§ Source passage:
▬▬▬▬▬▬▬▬▬▬

Seamus

Seamus is not an Irish monk. Instead, it inspects a file and returns whatever metadata it can determine.

Usage

Mix Seamus in to your class and get a hash of #file_attributes appropriate to the file type. Provide an instance of File, or any class that responds to #path, and include Seamus:

class MyClass
  include Seamus
  attr_accessor :file

  def initialize(path)
    @path = File.open(path)
  end
end

my_file = MyClass.new("path/to/file.mov")
my_file.file_attributes

# => {"video_codec"=>"h264", "bitrate_units"=>"kb/s", "container"=>"mov,mp4,m4a,3gp,3g2,mj2", "audio_channels_string"=>"stereo", "audio?"=>true, "audio_channels"=>2, "video?"=>true, "audio_sample_rate"=>44100, "bitrate"=>346, "audio_codec"=>"mpeg4aac", "video_colorspace"=>"yuv420p", "height"=>576, "audio_sample_units"=>"Hz", "fps"=>"7.00", "duration"=>84000, "width"=>1024}

Generate thumbnails automatically:

my_file.thumbnail {|thumb| my_open_file_instance.write thumb.read }

Files that probably can’t generate thumbnails (audio, PDF, etc.) will raise ThumbnailError.

Video and audio file attributes are inspected using the RVideo gem.

Note on Patches/Pull Requests

  • I’d be very surprised if anyone wanted to do such a thing.

▬▬▬▬▬▬▬▬▬▬

§ Actions to take:
**1)** According to the Seamus readme, which gem is used to inspect video and audio file attributes?
**2)** Print the portion of the Seamus readme that begins at the words "Seamus is not" and stops after "def initialize(path)".
The records are separate material, unrelated to the Seamus readme.

§ Data excerpts:
▬▬▬▬▬▬▬▬▬▬

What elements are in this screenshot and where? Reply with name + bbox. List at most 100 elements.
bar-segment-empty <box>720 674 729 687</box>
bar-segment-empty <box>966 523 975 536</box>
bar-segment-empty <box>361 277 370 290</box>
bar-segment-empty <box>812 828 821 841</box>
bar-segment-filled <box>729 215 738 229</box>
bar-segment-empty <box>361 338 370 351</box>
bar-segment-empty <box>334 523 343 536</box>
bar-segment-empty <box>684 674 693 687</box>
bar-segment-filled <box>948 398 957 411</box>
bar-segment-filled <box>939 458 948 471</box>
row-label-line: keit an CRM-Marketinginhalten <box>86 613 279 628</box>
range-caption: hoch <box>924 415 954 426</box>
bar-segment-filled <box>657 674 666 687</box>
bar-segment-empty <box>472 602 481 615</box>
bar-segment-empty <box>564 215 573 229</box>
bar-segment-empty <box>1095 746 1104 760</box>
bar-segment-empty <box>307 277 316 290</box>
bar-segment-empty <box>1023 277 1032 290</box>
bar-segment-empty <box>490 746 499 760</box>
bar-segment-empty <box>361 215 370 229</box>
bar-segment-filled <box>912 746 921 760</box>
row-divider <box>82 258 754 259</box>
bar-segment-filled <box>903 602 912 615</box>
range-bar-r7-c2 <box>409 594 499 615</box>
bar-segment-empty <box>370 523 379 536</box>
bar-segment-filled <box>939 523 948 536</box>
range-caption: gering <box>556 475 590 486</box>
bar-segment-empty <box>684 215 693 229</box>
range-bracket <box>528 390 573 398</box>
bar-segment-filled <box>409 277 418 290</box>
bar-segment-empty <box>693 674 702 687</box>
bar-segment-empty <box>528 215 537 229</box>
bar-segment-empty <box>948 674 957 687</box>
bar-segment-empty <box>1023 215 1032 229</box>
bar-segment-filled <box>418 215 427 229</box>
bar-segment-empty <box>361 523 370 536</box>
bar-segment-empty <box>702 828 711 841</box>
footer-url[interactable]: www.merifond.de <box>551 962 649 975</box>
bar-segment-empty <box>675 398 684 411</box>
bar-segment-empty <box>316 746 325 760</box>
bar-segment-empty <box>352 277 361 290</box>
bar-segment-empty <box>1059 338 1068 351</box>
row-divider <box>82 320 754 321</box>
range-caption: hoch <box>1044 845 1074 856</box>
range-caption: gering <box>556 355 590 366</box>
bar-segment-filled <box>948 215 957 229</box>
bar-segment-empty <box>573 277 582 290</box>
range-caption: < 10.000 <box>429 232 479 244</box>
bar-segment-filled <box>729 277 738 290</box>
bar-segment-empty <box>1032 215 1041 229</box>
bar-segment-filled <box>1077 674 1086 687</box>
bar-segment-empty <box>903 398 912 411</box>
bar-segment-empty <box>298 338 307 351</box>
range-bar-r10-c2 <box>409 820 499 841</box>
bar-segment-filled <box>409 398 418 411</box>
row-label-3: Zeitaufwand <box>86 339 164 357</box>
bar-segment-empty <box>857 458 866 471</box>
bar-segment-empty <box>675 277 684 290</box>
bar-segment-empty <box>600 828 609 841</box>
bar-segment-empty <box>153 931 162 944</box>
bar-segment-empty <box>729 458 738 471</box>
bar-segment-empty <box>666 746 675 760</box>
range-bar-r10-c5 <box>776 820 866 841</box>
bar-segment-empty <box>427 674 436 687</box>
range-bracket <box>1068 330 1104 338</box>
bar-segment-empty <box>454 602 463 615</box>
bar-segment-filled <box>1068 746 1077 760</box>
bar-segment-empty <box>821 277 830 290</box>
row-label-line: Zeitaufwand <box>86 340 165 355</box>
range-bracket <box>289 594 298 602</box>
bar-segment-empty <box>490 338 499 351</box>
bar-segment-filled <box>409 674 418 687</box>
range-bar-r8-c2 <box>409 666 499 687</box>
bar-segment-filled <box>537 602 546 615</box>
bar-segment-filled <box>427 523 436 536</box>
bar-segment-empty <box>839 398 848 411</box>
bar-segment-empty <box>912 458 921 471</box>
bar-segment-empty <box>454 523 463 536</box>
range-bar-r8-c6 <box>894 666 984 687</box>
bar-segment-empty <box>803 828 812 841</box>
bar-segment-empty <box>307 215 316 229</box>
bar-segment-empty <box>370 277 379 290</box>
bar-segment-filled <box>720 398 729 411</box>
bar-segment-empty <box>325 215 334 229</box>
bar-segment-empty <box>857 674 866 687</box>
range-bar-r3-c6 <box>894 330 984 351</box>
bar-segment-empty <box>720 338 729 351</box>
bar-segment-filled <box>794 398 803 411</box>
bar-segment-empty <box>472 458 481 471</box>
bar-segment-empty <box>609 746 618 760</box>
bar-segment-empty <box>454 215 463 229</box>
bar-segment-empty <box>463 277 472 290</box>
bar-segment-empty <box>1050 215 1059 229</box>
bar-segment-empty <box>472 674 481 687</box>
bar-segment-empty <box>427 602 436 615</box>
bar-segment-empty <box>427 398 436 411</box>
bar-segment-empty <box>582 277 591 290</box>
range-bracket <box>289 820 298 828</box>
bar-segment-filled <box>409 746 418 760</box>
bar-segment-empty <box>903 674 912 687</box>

▬▬▬▬▬▬▬▬▬▬

§ Responses per task:
**1)** The RVideo gem.

**2)**
Seamus is not an Irish monk. Instead, it inspects a file and returns whatever metadata it can determine.

Usage

Mix Seamus in to your class and get a hash of #file_attributes appropriate to the file type. Provide an instance of File, or any class that responds to #path, and include Seamus:

class MyClass
  include Seamus
  attr_accessor :file

  def initialize(path)